===== DATA TO PROCESS =====

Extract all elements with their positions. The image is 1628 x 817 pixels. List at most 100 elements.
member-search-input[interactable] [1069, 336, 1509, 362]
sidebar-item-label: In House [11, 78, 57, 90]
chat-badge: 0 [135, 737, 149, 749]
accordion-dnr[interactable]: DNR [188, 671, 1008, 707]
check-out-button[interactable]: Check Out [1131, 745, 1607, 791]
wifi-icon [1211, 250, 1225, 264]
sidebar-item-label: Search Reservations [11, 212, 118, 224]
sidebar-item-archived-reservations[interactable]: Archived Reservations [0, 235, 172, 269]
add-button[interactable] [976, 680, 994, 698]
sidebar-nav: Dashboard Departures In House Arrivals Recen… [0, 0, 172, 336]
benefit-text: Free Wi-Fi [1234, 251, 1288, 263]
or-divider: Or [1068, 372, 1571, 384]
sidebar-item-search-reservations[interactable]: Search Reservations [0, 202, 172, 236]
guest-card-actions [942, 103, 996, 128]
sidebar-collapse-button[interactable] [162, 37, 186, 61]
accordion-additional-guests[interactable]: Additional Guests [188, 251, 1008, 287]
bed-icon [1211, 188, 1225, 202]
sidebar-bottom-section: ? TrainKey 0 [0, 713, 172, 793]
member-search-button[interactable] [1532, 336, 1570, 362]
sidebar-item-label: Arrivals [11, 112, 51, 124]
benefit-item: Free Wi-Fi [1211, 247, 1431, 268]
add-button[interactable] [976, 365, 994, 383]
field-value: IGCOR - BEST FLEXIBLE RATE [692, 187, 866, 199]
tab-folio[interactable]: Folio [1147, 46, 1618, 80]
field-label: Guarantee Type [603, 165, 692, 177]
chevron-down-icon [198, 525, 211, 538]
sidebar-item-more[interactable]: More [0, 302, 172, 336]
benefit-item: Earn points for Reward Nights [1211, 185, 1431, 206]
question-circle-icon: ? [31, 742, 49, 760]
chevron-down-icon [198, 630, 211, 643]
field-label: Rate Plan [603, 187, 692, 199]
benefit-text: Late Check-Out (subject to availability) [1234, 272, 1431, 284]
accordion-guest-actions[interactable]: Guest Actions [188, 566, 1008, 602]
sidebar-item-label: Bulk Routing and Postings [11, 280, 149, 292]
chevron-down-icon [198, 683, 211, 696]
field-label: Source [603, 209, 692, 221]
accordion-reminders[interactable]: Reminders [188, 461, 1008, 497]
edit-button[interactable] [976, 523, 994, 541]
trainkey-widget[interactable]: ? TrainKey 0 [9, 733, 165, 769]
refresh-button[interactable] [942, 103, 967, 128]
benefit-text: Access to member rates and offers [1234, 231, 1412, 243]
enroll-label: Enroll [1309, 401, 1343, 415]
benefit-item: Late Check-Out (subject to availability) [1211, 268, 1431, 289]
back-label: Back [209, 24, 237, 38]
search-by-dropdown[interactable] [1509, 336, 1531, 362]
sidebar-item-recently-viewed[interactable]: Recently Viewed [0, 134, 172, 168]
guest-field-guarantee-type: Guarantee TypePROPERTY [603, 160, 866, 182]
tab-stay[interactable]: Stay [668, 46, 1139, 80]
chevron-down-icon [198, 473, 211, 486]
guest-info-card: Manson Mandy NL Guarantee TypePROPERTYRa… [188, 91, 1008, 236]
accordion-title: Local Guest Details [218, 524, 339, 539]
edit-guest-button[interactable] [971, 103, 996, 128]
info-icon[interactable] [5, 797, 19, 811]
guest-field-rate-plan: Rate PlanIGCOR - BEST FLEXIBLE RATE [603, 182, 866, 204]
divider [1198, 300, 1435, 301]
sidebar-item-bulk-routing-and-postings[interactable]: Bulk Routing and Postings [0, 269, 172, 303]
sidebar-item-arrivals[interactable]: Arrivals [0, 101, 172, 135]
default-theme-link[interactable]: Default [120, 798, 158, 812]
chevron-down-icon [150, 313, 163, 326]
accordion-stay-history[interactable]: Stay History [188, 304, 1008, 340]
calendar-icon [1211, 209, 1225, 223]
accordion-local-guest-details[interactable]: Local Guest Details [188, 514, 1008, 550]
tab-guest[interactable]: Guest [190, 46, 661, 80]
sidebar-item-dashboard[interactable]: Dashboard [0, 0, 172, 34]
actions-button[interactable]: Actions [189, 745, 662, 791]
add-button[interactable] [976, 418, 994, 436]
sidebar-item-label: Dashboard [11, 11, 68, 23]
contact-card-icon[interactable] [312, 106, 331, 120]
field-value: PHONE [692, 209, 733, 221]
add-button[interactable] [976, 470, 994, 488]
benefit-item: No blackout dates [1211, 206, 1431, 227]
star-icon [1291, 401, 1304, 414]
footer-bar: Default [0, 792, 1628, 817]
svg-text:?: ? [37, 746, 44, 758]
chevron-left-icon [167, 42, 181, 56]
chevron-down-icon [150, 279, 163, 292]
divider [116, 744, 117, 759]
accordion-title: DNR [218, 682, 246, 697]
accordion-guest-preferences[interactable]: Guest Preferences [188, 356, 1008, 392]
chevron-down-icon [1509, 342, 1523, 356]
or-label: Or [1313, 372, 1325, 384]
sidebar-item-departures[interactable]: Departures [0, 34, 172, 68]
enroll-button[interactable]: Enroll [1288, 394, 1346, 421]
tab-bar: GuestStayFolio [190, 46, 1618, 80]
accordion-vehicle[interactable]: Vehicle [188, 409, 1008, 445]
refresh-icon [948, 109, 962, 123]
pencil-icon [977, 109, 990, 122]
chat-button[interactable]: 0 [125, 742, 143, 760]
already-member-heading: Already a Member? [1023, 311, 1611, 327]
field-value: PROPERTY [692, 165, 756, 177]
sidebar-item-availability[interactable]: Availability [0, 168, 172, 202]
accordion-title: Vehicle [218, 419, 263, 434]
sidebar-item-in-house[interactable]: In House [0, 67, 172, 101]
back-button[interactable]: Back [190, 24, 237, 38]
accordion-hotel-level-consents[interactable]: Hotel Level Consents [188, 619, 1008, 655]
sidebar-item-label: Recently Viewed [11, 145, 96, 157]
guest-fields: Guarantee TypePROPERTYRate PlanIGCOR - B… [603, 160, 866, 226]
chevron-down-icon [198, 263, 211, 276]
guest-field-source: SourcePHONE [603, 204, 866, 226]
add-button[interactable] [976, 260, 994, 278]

=====

▸ **TASK DETAILS**
Report each line of the material that contains the string "subject", copying every such line in full. Match letter case exactly.

▸ **TASK ANSWER**
benefit-text: Late Check-Out (subject to availability) [1234, 272, 1431, 284]
benefit-item: Late Check-Out (subject to availability) [1211, 268, 1431, 289]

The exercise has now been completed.